◆ WORK REQUIRED
In the article on smart credit card use, what do paycheck-to-paycheck consumers prioritize when choosing a credit card?
BEGIN SUPPLIED TEXT
Smart Credit Card Use Turns Debt Burdens Into Financial Flywheels

The holidays can be a stressful time financially for many consumers.

Often, those consumers — particularly those living paycheck to paycheck — turn to their credit cards as an essential financing tool. But these quick-fix expenditures can add up.

“Americans now owe over $1 trillion in, in credit card debt. Credit card balances and interest rates are the highest that they’ve been,” Amber Carroll, senior vice president of membership and lifecycle at LendingClub, told PYMNTS in a conversation unpacking findings from the “New Reality Check: The Paycheck-to-Paycheck Report,” a PYMNTS Intelligence collaboration with LendingClub that explores how consumers are using credit as inflation continues.

Within today’s challenging environment it is crucial to understand how consumers are utilizing credit cards and the impact it has on their financial well-being.

“More than half of credit cards are held by consumers who are living paycheck to paycheck,” said Carroll, noting that credit cards are being used by this consumer cohort primarily as a financing tool rather than solely for convenience.

Paycheck-to-paycheck consumers prioritize credit lines, rates and fees when selecting credit cards. They are more likely to utilize flexible repayment options and view credit as a means to manage their finances.

On the other hand, Carroll said, consumers who are not living paycheck to paycheck focus more on rewards and may not take advantage of flexible repayment programs as frequently.

“It will be really important to look at what happens with interest rates over the months ahead. An interest rate cut could mean lower monthly payments. And that’s a trend that will certainly help those who are living paycheck to paycheck and using the revolving capabilities on credit cards,” she added.

The Growing Reliance on Credit Cards as a Means to Get By

Despite the challenges associated with credit card debt, the demand for credit cards is expected to remain strong.
END SUPPLIED TEXT
BEGIN ENTRIES PROVIDED
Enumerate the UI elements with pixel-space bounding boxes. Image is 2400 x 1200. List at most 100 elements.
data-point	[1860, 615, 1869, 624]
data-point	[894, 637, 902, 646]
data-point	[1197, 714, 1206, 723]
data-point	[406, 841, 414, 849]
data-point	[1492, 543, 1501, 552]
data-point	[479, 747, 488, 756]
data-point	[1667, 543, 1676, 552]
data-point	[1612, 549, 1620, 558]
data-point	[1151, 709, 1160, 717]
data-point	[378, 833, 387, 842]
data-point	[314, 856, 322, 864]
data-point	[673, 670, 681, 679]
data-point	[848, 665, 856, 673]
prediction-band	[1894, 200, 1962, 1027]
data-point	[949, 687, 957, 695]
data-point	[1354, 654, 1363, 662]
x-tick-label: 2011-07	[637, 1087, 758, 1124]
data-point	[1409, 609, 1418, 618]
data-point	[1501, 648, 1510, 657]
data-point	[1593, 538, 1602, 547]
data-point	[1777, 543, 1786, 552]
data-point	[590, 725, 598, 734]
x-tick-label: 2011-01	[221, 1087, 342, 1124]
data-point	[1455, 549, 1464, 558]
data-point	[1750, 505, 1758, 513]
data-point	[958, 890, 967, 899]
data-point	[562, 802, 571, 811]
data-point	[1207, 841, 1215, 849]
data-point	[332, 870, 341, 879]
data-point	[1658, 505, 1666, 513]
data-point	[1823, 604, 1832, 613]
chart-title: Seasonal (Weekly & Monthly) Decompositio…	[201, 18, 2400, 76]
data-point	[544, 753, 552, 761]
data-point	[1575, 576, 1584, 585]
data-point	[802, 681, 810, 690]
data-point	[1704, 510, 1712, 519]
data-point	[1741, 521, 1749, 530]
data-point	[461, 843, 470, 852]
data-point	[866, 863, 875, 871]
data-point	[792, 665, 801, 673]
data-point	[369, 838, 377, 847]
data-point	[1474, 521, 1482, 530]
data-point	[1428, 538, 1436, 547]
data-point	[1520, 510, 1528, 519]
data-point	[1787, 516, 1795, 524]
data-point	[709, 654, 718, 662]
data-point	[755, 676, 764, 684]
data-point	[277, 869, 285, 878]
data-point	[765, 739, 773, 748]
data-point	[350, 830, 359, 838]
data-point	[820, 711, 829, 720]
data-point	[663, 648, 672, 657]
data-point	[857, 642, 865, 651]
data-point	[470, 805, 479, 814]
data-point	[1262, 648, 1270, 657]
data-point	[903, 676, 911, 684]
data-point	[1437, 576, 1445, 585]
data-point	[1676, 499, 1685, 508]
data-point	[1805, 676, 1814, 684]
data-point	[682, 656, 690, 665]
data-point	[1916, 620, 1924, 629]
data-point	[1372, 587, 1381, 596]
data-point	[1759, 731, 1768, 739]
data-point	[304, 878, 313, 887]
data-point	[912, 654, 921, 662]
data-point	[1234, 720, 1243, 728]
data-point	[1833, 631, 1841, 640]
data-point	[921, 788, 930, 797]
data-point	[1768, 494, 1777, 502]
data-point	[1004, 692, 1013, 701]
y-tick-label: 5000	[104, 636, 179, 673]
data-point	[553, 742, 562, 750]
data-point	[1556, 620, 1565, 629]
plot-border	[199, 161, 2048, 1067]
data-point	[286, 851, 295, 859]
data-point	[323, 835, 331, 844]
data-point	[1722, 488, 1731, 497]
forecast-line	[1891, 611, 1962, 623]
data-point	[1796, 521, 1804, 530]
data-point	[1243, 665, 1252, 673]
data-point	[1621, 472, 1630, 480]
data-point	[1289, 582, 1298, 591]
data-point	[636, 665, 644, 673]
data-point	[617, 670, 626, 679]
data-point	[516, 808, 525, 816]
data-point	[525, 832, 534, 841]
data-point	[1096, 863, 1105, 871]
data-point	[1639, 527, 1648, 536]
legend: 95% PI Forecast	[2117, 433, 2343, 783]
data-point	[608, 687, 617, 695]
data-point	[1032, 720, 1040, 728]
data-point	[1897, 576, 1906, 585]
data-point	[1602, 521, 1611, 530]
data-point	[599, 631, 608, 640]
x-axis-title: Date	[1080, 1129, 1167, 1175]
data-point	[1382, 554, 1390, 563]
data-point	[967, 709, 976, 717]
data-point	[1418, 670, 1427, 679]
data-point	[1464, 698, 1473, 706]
END ENTRIES PROVIDED
◆ EXPECTED OUTPUT
They prioritize credit lines, rates and fees.